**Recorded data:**
* * *

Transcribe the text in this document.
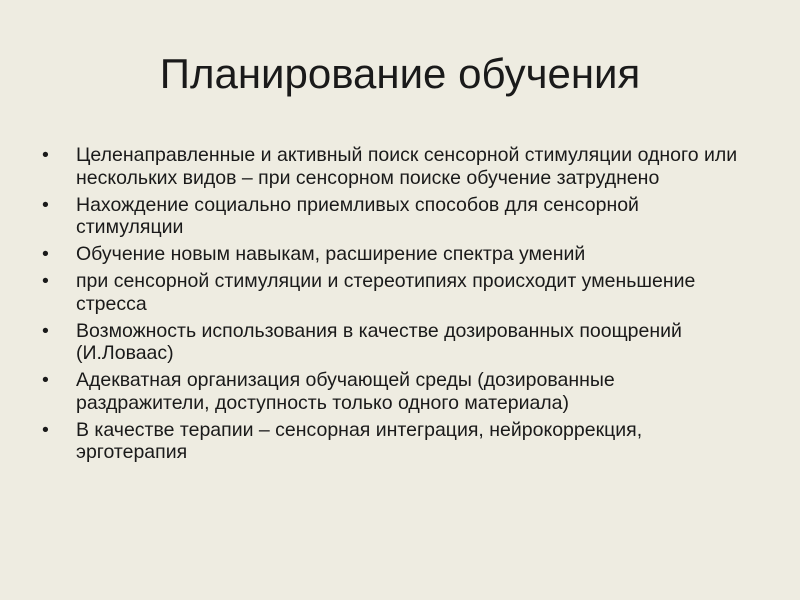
Планирование обучения
• Целенаправленные и активный поиск сенсорной стимуляции одного или нескольких видов – при сенсорном поиске обучение затруднено
• Нахождение социально приемливых способов для сенсорной стимуляции
• Обучение новым навыкам, расширение спектра умений
• при сенсорной стимуляции и стереотипиях происходит уменьшение стресса
• Возможность использования в качестве дозированных поощрений (И.Ловаас)
• Адекватная организация обучающей среды (дозированные раздражители, доступность только одного материала)
• В качестве терапии – сенсорная интеграция, нейрокоррекция, эрготерапия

* * *

**Written problem:** Write the records out again in full, exactly, and skip every picture.

**Correct answer:**
Transcribe the text in this document.
Планирование обучения
• Целенаправленные и активный поиск сенсорной стимуляции одного или нескольких видов – при сенсорном поиске обучение затруднено
• Нахождение социально приемливых способов для сенсорной стимуляции
• Обучение новым навыкам, расширение спектра умений
• при сенсорной стимуляции и стереотипиях происходит уменьшение стресса
• Возможность использования в качестве дозированных поощрений (И.Ловаас)
• Адекватная организация обучающей среды (дозированные раздражители, доступность только одного материала)
• В качестве терапии – сенсорная интеграция, нейрокоррекция, эрготерапия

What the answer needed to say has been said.